> [Task brief]:
Repeat the whole listing exactly.

** begin Available data **

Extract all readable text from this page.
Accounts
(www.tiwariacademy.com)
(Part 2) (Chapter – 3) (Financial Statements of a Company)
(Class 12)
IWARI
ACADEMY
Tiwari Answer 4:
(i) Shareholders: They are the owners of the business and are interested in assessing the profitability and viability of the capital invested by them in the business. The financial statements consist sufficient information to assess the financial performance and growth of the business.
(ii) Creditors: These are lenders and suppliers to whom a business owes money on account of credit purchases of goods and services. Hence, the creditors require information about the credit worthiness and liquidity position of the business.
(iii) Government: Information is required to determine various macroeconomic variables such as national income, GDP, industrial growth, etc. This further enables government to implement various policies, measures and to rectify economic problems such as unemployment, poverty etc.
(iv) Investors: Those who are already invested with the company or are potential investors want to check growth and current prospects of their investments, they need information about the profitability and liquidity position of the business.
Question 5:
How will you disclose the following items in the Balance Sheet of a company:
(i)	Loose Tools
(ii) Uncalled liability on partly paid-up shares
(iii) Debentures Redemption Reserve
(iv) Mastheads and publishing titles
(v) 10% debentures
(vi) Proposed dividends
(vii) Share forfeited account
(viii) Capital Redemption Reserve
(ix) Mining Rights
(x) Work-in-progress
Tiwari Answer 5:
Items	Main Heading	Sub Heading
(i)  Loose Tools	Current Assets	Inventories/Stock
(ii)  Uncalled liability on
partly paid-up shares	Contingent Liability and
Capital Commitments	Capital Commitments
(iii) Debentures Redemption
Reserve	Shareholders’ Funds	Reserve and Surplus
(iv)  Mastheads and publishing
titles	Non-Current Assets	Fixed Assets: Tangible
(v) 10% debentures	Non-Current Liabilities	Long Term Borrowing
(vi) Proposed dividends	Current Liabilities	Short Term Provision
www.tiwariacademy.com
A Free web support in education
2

** end Available data **

> [Complete answer]:
Extract all readable text from this page.
Accounts
(www.tiwariacademy.com)
(Part 2) (Chapter – 3) (Financial Statements of a Company)
(Class 12)
IWARI
ACADEMY
Tiwari Answer 4:
(i) Shareholders: They are the owners of the business and are interested in assessing the profitability and viability of the capital invested by them in the business. The financial statements consist sufficient information to assess the financial performance and growth of the business.
(ii) Creditors: These are lenders and suppliers to whom a business owes money on account of credit purchases of goods and services. Hence, the creditors require information about the credit worthiness and liquidity position of the business.
(iii) Government: Information is required to determine various macroeconomic variables such as national income, GDP, industrial growth, etc. This further enables government to implement various policies, measures and to rectify economic problems such as unemployment, poverty etc.
(iv) Investors: Those who are already invested with the company or are potential investors want to check growth and current prospects of their investments, they need information about the profitability and liquidity position of the business.
Question 5:
How will you disclose the following items in the Balance Sheet of a company:
(i)	Loose Tools
(ii) Uncalled liability on partly paid-up shares
(iii) Debentures Redemption Reserve
(iv) Mastheads and publishing titles
(v) 10% debentures
(vi) Proposed dividends
(vii) Share forfeited account
(viii) Capital Redemption Reserve
(ix) Mining Rights
(x) Work-in-progress
Tiwari Answer 5:
Items	Main Heading	Sub Heading
(i)  Loose Tools	Current Assets	Inventories/Stock
(ii)  Uncalled liability on
partly paid-up shares	Contingent Liability and
Capital Commitments	Capital Commitments
(iii) Debentures Redemption
Reserve	Shareholders’ Funds	Reserve and Surplus
(iv)  Mastheads and publishing
titles	Non-Current Assets	Fixed Assets: Tangible
(v) 10% debentures	Non-Current Liabilities	Long Term Borrowing
(vi) Proposed dividends	Current Liabilities	Short Term Provision
www.tiwariacademy.com
A Free web support in education
2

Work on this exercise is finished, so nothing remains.